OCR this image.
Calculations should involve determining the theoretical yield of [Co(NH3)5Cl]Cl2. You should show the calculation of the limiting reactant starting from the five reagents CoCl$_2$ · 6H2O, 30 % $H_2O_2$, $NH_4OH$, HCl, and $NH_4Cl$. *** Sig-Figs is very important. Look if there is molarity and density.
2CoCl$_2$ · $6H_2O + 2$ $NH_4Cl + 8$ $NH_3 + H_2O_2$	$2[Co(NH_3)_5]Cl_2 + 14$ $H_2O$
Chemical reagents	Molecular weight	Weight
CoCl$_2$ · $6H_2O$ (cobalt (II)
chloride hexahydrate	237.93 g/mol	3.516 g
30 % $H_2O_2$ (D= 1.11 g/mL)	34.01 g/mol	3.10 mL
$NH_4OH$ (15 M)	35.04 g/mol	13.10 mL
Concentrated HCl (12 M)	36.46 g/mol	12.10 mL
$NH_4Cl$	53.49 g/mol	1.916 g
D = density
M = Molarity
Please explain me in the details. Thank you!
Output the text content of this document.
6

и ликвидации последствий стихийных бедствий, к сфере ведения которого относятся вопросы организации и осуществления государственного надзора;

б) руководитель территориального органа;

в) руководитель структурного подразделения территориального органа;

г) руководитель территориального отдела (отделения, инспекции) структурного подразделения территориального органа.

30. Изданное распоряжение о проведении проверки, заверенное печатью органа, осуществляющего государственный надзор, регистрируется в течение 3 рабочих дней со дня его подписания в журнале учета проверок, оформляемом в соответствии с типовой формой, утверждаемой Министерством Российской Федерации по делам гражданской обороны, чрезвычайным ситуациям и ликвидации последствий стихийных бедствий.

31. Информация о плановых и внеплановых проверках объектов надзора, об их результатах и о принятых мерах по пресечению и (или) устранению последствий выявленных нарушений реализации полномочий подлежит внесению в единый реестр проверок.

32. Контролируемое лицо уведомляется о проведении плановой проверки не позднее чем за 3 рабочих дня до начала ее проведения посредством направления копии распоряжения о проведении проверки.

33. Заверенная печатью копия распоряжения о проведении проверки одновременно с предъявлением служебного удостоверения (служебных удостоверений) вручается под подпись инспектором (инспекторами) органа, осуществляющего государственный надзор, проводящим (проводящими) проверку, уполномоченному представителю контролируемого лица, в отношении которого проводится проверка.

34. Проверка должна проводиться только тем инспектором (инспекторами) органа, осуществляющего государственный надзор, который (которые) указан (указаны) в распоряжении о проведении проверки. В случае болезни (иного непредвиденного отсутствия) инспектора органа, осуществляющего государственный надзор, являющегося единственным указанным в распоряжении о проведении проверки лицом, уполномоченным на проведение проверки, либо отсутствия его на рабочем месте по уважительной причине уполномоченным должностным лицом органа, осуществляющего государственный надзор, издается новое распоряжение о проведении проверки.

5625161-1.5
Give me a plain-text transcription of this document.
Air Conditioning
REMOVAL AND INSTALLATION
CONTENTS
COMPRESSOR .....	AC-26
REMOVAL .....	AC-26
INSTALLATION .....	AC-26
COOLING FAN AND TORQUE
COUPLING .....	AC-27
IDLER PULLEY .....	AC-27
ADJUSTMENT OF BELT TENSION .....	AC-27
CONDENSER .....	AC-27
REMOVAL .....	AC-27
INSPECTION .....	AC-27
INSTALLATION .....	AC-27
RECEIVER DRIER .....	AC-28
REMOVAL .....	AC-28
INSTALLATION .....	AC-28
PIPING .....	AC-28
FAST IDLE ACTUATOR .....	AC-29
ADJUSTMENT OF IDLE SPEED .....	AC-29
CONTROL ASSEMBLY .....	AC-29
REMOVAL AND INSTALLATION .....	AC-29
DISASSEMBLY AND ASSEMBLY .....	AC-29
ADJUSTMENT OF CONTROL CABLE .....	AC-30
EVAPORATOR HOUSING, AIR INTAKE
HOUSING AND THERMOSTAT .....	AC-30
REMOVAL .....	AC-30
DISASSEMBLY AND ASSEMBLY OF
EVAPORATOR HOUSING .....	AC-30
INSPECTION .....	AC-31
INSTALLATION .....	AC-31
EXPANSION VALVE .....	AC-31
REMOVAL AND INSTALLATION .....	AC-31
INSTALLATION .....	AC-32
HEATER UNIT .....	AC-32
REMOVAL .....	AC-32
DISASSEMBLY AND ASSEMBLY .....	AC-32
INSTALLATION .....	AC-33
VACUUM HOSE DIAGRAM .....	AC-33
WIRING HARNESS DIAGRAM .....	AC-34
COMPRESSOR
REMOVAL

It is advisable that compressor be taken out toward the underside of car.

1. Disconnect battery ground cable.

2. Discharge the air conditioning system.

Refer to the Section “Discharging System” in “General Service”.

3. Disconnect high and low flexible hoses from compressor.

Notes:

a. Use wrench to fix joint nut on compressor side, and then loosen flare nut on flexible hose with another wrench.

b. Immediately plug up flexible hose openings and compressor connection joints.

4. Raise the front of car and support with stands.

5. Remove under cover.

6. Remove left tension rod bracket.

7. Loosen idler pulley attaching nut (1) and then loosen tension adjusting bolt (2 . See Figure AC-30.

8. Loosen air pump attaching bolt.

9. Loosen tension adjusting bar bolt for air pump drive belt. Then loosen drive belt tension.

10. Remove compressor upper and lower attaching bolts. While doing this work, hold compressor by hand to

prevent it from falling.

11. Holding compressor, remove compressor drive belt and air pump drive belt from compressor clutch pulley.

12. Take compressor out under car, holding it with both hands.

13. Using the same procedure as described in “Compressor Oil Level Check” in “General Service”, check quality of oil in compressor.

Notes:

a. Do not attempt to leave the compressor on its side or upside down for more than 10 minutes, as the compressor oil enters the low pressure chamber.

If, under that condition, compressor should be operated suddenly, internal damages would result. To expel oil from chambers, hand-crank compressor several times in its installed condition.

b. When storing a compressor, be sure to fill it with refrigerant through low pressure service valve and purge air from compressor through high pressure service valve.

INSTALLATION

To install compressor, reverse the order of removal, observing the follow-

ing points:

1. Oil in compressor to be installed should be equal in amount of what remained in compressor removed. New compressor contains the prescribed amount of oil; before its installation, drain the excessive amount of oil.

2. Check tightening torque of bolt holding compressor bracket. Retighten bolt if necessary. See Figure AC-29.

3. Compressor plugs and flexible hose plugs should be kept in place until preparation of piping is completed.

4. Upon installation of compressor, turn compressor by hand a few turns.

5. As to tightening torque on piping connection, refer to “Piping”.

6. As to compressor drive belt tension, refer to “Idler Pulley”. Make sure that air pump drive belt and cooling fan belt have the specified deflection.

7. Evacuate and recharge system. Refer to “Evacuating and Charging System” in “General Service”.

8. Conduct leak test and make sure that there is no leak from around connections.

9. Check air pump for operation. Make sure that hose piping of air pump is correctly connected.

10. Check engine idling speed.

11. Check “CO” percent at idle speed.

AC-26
═══
# Exercise description
Where a line in the entries holds the word "ликвидации", copy that line.

# Result for this task
и ликвидации последствий стихийных бедствий, к сфере ведения которого относятся вопросы организации и осуществления государственного надзора;
30. Изданное распоряжение о проведении проверки, заверенное печатью органа, осуществляющего государственный надзор, регистрируется в течение 3 рабочих дней со дня его подписания в журнале учета проверок, оформляемом в соответствии с типовой формой, утверждаемой Министерством Российской Федерации по делам гражданской обороны, чрезвычайным ситуациям и ликвидации последствий стихийных бедствий.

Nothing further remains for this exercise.